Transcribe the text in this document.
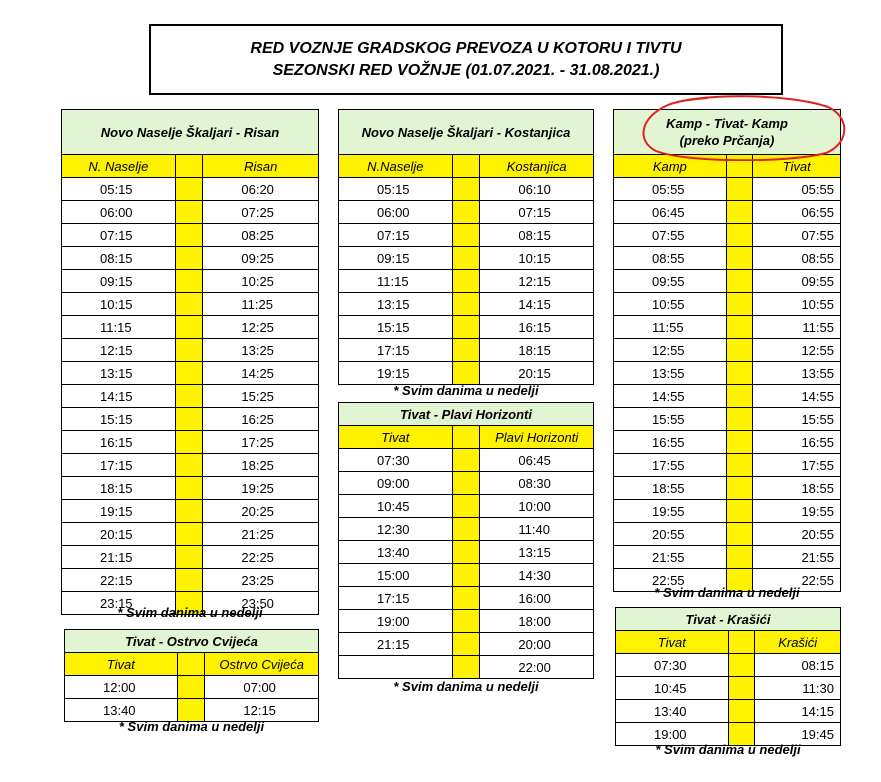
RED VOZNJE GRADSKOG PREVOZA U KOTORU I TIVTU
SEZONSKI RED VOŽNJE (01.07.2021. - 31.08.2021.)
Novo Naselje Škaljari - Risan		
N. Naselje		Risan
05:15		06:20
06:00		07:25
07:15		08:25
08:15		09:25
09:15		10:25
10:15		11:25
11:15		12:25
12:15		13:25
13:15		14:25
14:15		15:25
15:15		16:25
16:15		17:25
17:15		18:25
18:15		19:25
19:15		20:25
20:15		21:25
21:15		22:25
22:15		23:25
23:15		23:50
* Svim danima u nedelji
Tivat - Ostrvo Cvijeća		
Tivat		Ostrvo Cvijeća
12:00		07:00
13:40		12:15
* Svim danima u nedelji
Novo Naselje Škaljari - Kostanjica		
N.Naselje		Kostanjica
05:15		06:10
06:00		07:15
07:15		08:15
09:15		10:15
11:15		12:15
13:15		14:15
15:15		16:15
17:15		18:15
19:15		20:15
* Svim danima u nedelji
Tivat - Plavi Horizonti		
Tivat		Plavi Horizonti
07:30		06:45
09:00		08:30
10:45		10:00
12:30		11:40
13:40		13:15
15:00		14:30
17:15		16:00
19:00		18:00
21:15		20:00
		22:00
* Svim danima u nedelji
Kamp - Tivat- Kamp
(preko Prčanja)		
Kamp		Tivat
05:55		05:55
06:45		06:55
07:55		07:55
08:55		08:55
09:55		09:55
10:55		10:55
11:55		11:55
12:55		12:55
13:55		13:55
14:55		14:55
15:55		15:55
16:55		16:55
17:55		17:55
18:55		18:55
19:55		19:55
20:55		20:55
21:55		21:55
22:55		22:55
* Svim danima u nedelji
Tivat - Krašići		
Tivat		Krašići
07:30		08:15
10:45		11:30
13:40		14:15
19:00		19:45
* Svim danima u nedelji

• [EXERCISE DIRECTIONS] Transcribe the whole listing, character for character, but not its images.

• [TASK ANSWER]
Transcribe the text in this document.
RED VOZNJE GRADSKOG PREVOZA U KOTORU I TIVTU
SEZONSKI RED VOŽNJE (01.07.2021. - 31.08.2021.)
Novo Naselje Škaljari - Risan		
N. Naselje		Risan
05:15		06:20
06:00		07:25
07:15		08:25
08:15		09:25
09:15		10:25
10:15		11:25
11:15		12:25
12:15		13:25
13:15		14:25
14:15		15:25
15:15		16:25
16:15		17:25
17:15		18:25
18:15		19:25
19:15		20:25
20:15		21:25
21:15		22:25
22:15		23:25
23:15		23:50
* Svim danima u nedelji
Tivat - Ostrvo Cvijeća		
Tivat		Ostrvo Cvijeća
12:00		07:00
13:40		12:15
* Svim danima u nedelji
Novo Naselje Škaljari - Kostanjica		
N.Naselje		Kostanjica
05:15		06:10
06:00		07:15
07:15		08:15
09:15		10:15
11:15		12:15
13:15		14:15
15:15		16:15
17:15		18:15
19:15		20:15
* Svim danima u nedelji
Tivat - Plavi Horizonti		
Tivat		Plavi Horizonti
07:30		06:45
09:00		08:30
10:45		10:00
12:30		11:40
13:40		13:15
15:00		14:30
17:15		16:00
19:00		18:00
21:15		20:00
		22:00
* Svim danima u nedelji
Kamp - Tivat- Kamp
(preko Prčanja)		
Kamp		Tivat
05:55		05:55
06:45		06:55
07:55		07:55
08:55		08:55
09:55		09:55
10:55		10:55
11:55		11:55
12:55		12:55
13:55		13:55
14:55		14:55
15:55		15:55
16:55		16:55
17:55		17:55
18:55		18:55
19:55		19:55
20:55		20:55
21:55		21:55
22:55		22:55
* Svim danima u nedelji
Tivat - Krašići		
Tivat		Krašići
07:30		08:15
10:45		11:30
13:40		14:15
19:00		19:45
* Svim danima u nedelji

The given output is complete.